----- MATERIAL

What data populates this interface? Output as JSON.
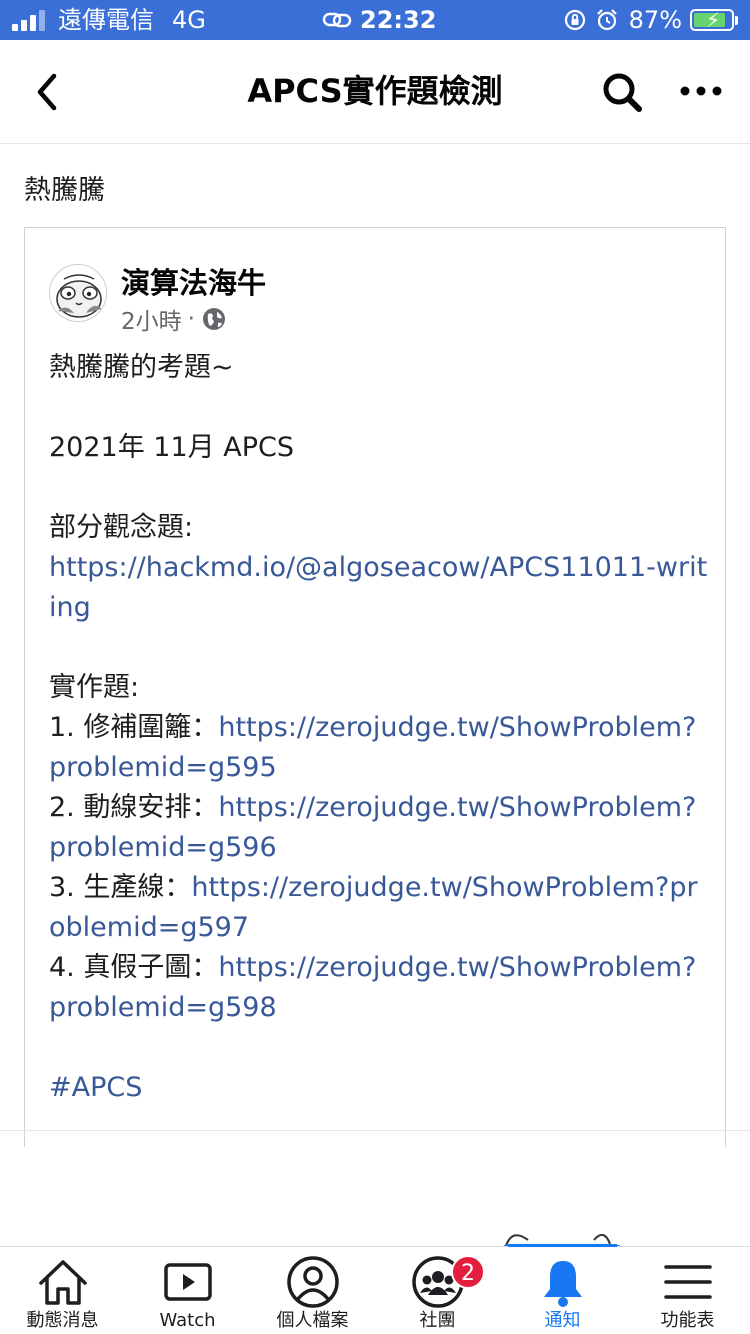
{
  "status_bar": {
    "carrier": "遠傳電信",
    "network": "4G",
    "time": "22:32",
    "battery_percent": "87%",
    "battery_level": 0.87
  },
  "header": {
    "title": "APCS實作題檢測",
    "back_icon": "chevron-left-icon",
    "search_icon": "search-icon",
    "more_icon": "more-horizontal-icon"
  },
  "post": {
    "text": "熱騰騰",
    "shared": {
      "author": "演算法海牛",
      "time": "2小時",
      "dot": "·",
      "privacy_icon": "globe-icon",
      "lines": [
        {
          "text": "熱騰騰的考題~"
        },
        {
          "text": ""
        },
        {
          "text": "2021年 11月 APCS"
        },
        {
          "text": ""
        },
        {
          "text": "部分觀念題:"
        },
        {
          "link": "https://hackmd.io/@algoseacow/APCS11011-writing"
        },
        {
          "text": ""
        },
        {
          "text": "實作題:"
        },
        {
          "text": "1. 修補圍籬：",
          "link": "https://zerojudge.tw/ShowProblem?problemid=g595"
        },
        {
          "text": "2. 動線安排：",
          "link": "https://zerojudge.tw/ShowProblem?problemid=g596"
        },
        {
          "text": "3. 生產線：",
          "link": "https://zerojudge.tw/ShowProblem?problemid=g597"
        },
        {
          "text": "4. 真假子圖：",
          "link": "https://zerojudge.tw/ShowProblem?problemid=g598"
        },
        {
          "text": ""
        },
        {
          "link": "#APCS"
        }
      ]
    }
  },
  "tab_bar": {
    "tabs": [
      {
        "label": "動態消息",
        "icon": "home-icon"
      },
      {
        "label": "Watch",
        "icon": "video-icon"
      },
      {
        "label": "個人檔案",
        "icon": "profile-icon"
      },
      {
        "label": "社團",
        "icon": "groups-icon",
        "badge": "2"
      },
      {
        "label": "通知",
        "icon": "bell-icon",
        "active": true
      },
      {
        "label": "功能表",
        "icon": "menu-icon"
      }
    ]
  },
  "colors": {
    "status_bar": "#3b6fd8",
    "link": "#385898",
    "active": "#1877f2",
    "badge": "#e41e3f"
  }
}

----------
----- MATERIAL

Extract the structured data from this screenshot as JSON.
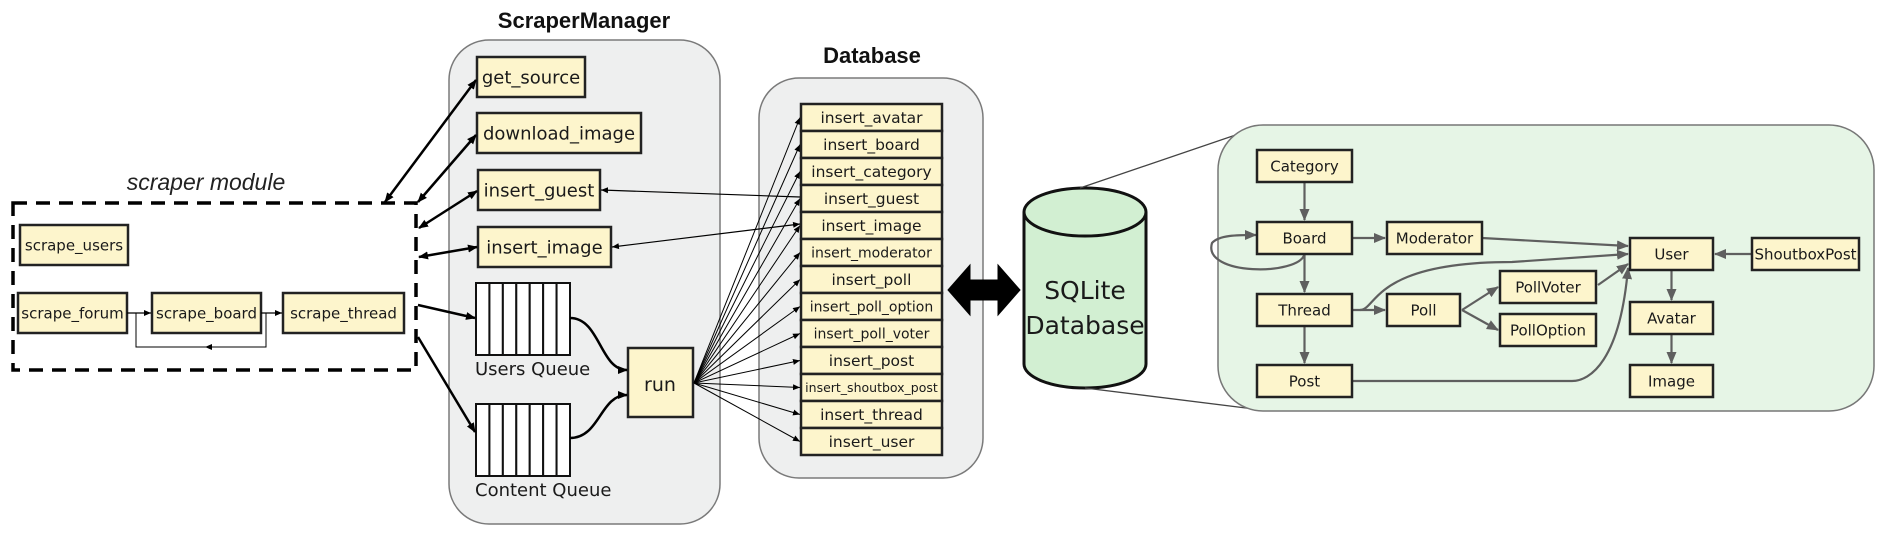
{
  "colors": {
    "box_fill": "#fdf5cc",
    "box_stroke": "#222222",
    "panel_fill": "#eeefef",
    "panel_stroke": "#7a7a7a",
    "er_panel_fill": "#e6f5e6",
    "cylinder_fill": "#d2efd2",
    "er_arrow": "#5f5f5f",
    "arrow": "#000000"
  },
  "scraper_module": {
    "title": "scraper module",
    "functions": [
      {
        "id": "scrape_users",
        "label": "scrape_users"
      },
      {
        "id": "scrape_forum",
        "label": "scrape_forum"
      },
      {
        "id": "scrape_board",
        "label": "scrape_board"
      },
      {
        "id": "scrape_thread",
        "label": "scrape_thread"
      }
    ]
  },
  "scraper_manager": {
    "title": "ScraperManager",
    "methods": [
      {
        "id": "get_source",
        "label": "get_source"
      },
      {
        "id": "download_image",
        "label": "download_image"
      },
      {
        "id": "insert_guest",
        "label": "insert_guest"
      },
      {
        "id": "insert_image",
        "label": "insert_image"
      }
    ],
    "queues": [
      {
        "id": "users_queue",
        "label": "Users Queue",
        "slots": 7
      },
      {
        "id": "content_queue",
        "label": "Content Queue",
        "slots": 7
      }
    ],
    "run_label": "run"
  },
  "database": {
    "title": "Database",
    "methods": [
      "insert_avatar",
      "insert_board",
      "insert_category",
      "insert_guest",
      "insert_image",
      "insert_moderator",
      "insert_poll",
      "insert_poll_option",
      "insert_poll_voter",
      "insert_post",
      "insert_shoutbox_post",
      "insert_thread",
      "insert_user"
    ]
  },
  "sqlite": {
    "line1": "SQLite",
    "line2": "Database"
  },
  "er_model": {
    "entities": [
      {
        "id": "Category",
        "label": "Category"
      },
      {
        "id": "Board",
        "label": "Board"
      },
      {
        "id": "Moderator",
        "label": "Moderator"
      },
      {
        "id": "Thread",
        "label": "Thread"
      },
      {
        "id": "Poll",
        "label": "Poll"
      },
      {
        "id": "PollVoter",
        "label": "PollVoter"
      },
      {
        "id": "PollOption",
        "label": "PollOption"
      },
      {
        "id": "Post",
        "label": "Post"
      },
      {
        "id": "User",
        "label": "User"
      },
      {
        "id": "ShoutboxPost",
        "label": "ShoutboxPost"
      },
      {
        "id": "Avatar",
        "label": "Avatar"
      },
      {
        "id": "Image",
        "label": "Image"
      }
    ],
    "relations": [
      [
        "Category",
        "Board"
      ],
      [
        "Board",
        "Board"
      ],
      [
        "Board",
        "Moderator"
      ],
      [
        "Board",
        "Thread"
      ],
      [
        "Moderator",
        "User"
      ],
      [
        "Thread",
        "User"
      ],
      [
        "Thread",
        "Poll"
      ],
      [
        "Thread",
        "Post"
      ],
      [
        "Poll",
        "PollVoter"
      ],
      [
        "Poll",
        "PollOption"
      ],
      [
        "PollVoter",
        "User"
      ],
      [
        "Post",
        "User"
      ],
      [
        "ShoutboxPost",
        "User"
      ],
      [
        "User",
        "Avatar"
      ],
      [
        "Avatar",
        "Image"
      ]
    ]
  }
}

----------
----- MATERIAL

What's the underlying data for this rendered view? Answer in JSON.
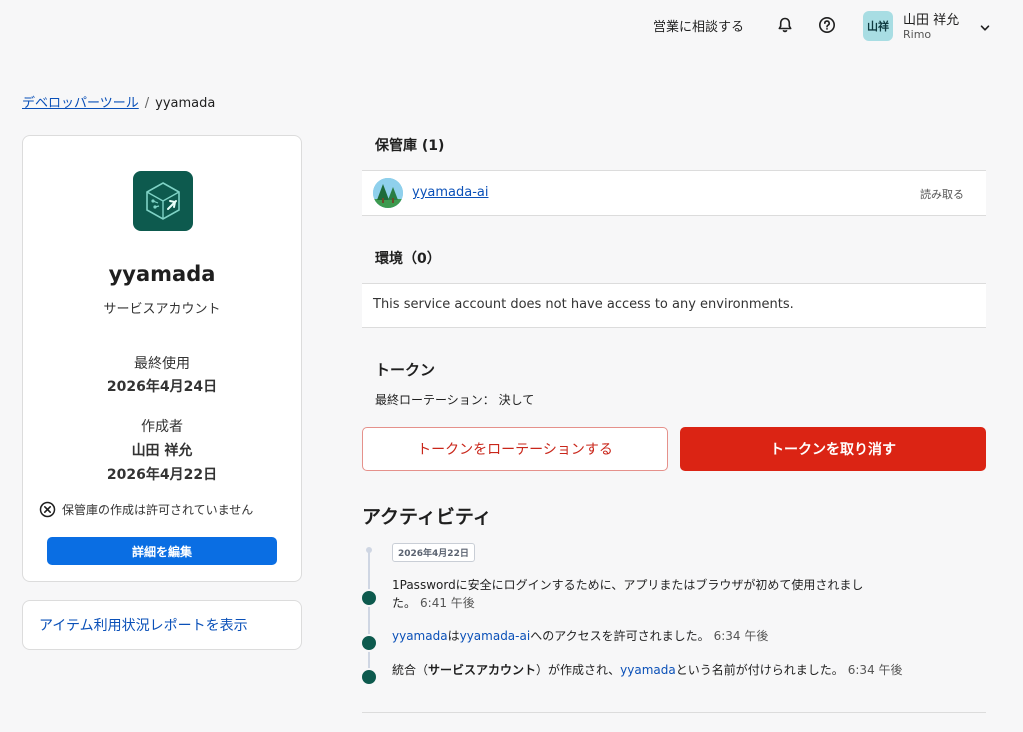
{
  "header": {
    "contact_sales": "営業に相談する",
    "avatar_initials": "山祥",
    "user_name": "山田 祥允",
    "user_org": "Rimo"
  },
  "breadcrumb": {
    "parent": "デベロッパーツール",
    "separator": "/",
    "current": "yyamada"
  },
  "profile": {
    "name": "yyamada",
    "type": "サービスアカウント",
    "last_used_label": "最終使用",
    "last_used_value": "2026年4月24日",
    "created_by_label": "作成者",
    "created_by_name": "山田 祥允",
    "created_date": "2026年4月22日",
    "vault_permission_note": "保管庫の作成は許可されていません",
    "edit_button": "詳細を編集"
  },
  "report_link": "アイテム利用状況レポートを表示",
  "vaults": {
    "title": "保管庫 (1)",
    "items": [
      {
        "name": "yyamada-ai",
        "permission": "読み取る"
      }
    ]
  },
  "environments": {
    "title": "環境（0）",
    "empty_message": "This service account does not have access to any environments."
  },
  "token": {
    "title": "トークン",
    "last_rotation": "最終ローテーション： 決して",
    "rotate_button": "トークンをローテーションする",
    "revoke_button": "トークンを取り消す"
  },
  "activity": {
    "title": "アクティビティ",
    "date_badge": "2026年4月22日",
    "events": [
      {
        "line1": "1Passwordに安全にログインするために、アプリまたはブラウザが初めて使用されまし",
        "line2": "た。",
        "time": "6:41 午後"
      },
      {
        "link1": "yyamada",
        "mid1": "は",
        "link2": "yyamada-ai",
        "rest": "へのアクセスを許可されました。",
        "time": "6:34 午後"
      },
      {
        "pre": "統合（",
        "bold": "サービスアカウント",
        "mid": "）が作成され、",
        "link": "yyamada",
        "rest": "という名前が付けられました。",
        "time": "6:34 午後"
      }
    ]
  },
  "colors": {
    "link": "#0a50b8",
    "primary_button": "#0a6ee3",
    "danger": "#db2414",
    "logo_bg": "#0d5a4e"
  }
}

----------

Identify and copy the lines holding the word "PollOption".

        "id": "PollOption",
        "label": "PollOption"
        "PollOption"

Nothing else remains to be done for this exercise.